PROBLEM DETAILS: Can you transcribe every line exactly and leave the pictures behind?

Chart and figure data
start
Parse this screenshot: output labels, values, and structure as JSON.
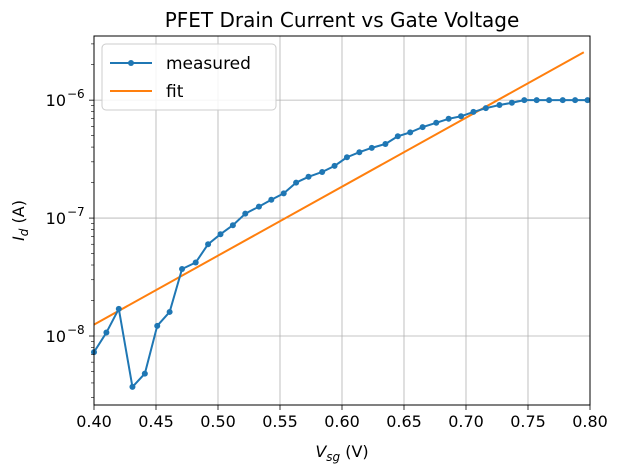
{
  "chart_data": {
    "type": "line",
    "title": "PFET Drain Current vs Gate Voltage",
    "xlabel": {
      "main": "V",
      "sub": "sg",
      "unit": " (V)"
    },
    "ylabel": {
      "main": "I",
      "sub": "d",
      "unit": " (A)"
    },
    "xlim": [
      0.4,
      0.8
    ],
    "ylim": [
      2.6e-09,
      3.5e-06
    ],
    "yscale": "log",
    "grid": true,
    "legend_position": "top-left",
    "x_ticks": [
      {
        "value": 0.4,
        "label": "0.40"
      },
      {
        "value": 0.45,
        "label": "0.45"
      },
      {
        "value": 0.5,
        "label": "0.50"
      },
      {
        "value": 0.55,
        "label": "0.55"
      },
      {
        "value": 0.6,
        "label": "0.60"
      },
      {
        "value": 0.65,
        "label": "0.65"
      },
      {
        "value": 0.7,
        "label": "0.70"
      },
      {
        "value": 0.75,
        "label": "0.75"
      },
      {
        "value": 0.8,
        "label": "0.80"
      }
    ],
    "y_ticks": [
      {
        "value": 1e-08,
        "base": "10",
        "exp": "−8"
      },
      {
        "value": 1e-07,
        "base": "10",
        "exp": "−7"
      },
      {
        "value": 1e-06,
        "base": "10",
        "exp": "−6"
      }
    ],
    "series": [
      {
        "name": "measured",
        "color": "#1f77b4",
        "marker": "circle",
        "x": [
          0.4,
          0.41,
          0.42,
          0.431,
          0.441,
          0.451,
          0.461,
          0.471,
          0.482,
          0.492,
          0.502,
          0.512,
          0.522,
          0.533,
          0.543,
          0.553,
          0.563,
          0.573,
          0.584,
          0.594,
          0.604,
          0.614,
          0.624,
          0.635,
          0.645,
          0.655,
          0.665,
          0.676,
          0.686,
          0.696,
          0.706,
          0.716,
          0.727,
          0.737,
          0.747,
          0.757,
          0.767,
          0.778,
          0.788,
          0.798
        ],
        "y": [
          7.3e-09,
          1.07e-08,
          1.7e-08,
          3.7e-09,
          4.8e-09,
          1.22e-08,
          1.6e-08,
          3.7e-08,
          4.2e-08,
          6e-08,
          7.3e-08,
          8.7e-08,
          1.09e-07,
          1.25e-07,
          1.43e-07,
          1.62e-07,
          2e-07,
          2.24e-07,
          2.46e-07,
          2.77e-07,
          3.28e-07,
          3.62e-07,
          3.94e-07,
          4.25e-07,
          4.94e-07,
          5.33e-07,
          5.91e-07,
          6.43e-07,
          6.95e-07,
          7.3e-07,
          7.95e-07,
          8.55e-07,
          9.1e-07,
          9.5e-07,
          1e-06,
          1e-06,
          1e-06,
          1e-06,
          1e-06,
          1e-06
        ]
      },
      {
        "name": "fit",
        "color": "#ff7f0e",
        "marker": "none",
        "x": [
          0.4,
          0.795
        ],
        "y": [
          1.25e-08,
          2.55e-06
        ]
      }
    ]
  }
}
end
TASK ANSWER:
Parse this screenshot: output labels, values, and structure as JSON.
{
  "chart_data": {
    "type": "line",
    "title": "PFET Drain Current vs Gate Voltage",
    "xlabel": {
      "main": "V",
      "sub": "sg",
      "unit": " (V)"
    },
    "ylabel": {
      "main": "I",
      "sub": "d",
      "unit": " (A)"
    },
    "xlim": [
      0.4,
      0.8
    ],
    "ylim": [
      2.6e-09,
      3.5e-06
    ],
    "yscale": "log",
    "grid": true,
    "legend_position": "top-left",
    "x_ticks": [
      {
        "value": 0.4,
        "label": "0.40"
      },
      {
        "value": 0.45,
        "label": "0.45"
      },
      {
        "value": 0.5,
        "label": "0.50"
      },
      {
        "value": 0.55,
        "label": "0.55"
      },
      {
        "value": 0.6,
        "label": "0.60"
      },
      {
        "value": 0.65,
        "label": "0.65"
      },
      {
        "value": 0.7,
        "label": "0.70"
      },
      {
        "value": 0.75,
        "label": "0.75"
      },
      {
        "value": 0.8,
        "label": "0.80"
      }
    ],
    "y_ticks": [
      {
        "value": 1e-08,
        "base": "10",
        "exp": "−8"
      },
      {
        "value": 1e-07,
        "base": "10",
        "exp": "−7"
      },
      {
        "value": 1e-06,
        "base": "10",
        "exp": "−6"
      }
    ],
    "series": [
      {
        "name": "measured",
        "color": "#1f77b4",
        "marker": "circle",
        "x": [
          0.4,
          0.41,
          0.42,
          0.431,
          0.441,
          0.451,
          0.461,
          0.471,
          0.482,
          0.492,
          0.502,
          0.512,
          0.522,
          0.533,
          0.543,
          0.553,
          0.563,
          0.573,
          0.584,
          0.594,
          0.604,
          0.614,
          0.624,
          0.635,
          0.645,
          0.655,
          0.665,
          0.676,
          0.686,
          0.696,
          0.706,
          0.716,
          0.727,
          0.737,
          0.747,
          0.757,
          0.767,
          0.778,
          0.788,
          0.798
        ],
        "y": [
          7.3e-09,
          1.07e-08,
          1.7e-08,
          3.7e-09,
          4.8e-09,
          1.22e-08,
          1.6e-08,
          3.7e-08,
          4.2e-08,
          6e-08,
          7.3e-08,
          8.7e-08,
          1.09e-07,
          1.25e-07,
          1.43e-07,
          1.62e-07,
          2e-07,
          2.24e-07,
          2.46e-07,
          2.77e-07,
          3.28e-07,
          3.62e-07,
          3.94e-07,
          4.25e-07,
          4.94e-07,
          5.33e-07,
          5.91e-07,
          6.43e-07,
          6.95e-07,
          7.3e-07,
          7.95e-07,
          8.55e-07,
          9.1e-07,
          9.5e-07,
          1e-06,
          1e-06,
          1e-06,
          1e-06,
          1e-06,
          1e-06
        ]
      },
      {
        "name": "fit",
        "color": "#ff7f0e",
        "marker": "none",
        "x": [
          0.4,
          0.795
        ],
        "y": [
          1.25e-08,
          2.55e-06
        ]
      }
    ]
  }
}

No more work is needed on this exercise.